**THE TASK**
Print out every line, exactly as written.

**DATA ROWS**
══════════

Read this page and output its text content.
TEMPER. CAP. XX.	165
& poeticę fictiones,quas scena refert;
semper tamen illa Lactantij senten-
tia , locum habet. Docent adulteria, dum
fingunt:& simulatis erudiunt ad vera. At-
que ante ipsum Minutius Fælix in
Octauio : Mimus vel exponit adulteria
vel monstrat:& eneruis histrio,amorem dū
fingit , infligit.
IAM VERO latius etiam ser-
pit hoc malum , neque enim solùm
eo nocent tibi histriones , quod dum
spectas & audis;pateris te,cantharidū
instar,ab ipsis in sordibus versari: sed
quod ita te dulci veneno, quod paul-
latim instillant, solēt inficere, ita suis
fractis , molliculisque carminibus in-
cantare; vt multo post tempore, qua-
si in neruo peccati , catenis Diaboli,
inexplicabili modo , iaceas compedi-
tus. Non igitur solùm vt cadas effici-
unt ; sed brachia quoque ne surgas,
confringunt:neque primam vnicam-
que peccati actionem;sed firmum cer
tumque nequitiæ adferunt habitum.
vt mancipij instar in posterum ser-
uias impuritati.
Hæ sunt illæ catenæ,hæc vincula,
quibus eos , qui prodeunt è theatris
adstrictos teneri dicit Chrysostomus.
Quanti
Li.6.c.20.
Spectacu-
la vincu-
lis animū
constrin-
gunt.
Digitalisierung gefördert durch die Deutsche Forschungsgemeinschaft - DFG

══════════

**COMPLETE OUTPUT**
Read this page and output its text content.
TEMPER. CAP. XX.	165
& poeticę fictiones,quas scena refert;
semper tamen illa Lactantij senten-
tia , locum habet. Docent adulteria, dum
fingunt:& simulatis erudiunt ad vera. At-
que ante ipsum Minutius Fælix in
Octauio : Mimus vel exponit adulteria
vel monstrat:& eneruis histrio,amorem dū
fingit , infligit.
IAM VERO latius etiam ser-
pit hoc malum , neque enim solùm
eo nocent tibi histriones , quod dum
spectas & audis;pateris te,cantharidū
instar,ab ipsis in sordibus versari: sed
quod ita te dulci veneno, quod paul-
latim instillant, solēt inficere, ita suis
fractis , molliculisque carminibus in-
cantare; vt multo post tempore, qua-
si in neruo peccati , catenis Diaboli,
inexplicabili modo , iaceas compedi-
tus. Non igitur solùm vt cadas effici-
unt ; sed brachia quoque ne surgas,
confringunt:neque primam vnicam-
que peccati actionem;sed firmum cer
tumque nequitiæ adferunt habitum.
vt mancipij instar in posterum ser-
uias impuritati.
Hæ sunt illæ catenæ,hæc vincula,
quibus eos , qui prodeunt è theatris
adstrictos teneri dicit Chrysostomus.
Quanti
Li.6.c.20.
Spectacu-
la vincu-
lis animū
constrin-
gunt.
Digitalisierung gefördert durch die Deutsche Forschungsgemeinschaft - DFG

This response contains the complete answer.